Job
Pictures aside, write out every record exactly as it appears.

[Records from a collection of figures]
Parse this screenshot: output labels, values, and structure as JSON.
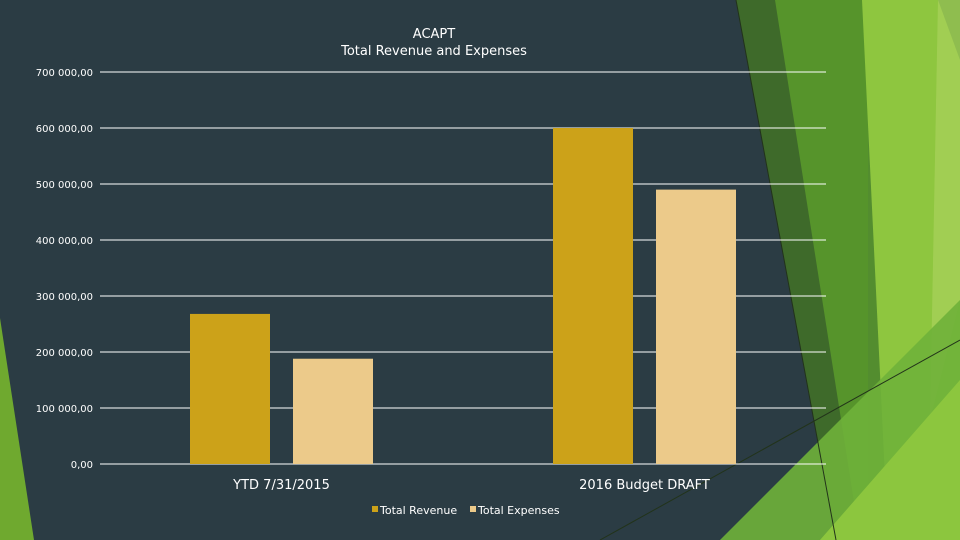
{
  "chart_data": {
    "type": "bar",
    "title": "ACAPT",
    "subtitle": "Total Revenue and Expenses",
    "categories": [
      "YTD 7/31/2015",
      "2016 Budget DRAFT"
    ],
    "series": [
      {
        "name": "Total Revenue",
        "values": [
          268000,
          600000
        ],
        "color": "#cca219"
      },
      {
        "name": "Total Expenses",
        "values": [
          188000,
          490000
        ],
        "color": "#ecca8a"
      }
    ],
    "ylim": [
      0,
      700000
    ],
    "yticks": [
      0,
      100000,
      200000,
      300000,
      400000,
      500000,
      600000,
      700000
    ],
    "ytick_labels": [
      "0,00",
      "100 000,00",
      "200 000,00",
      "300 000,00",
      "400 000,00",
      "500 000,00",
      "600 000,00",
      "700 000,00"
    ],
    "grid": true,
    "legend_position": "bottom"
  },
  "theme": {
    "background": "#2b3c44",
    "accent_greens": [
      "#3f6b2b",
      "#5e9a2a",
      "#8cc63e",
      "#a6d154"
    ]
  }
}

Completed task
Parse this screenshot: output labels, values, and structure as JSON.
{
  "chart_data": {
    "type": "bar",
    "title": "ACAPT",
    "subtitle": "Total Revenue and Expenses",
    "categories": [
      "YTD 7/31/2015",
      "2016 Budget DRAFT"
    ],
    "series": [
      {
        "name": "Total Revenue",
        "values": [
          268000,
          600000
        ],
        "color": "#cca219"
      },
      {
        "name": "Total Expenses",
        "values": [
          188000,
          490000
        ],
        "color": "#ecca8a"
      }
    ],
    "ylim": [
      0,
      700000
    ],
    "yticks": [
      0,
      100000,
      200000,
      300000,
      400000,
      500000,
      600000,
      700000
    ],
    "ytick_labels": [
      "0,00",
      "100 000,00",
      "200 000,00",
      "300 000,00",
      "400 000,00",
      "500 000,00",
      "600 000,00",
      "700 000,00"
    ],
    "grid": true,
    "legend_position": "bottom"
  },
  "theme": {
    "background": "#2b3c44",
    "accent_greens": [
      "#3f6b2b",
      "#5e9a2a",
      "#8cc63e",
      "#a6d154"
    ]
  }
}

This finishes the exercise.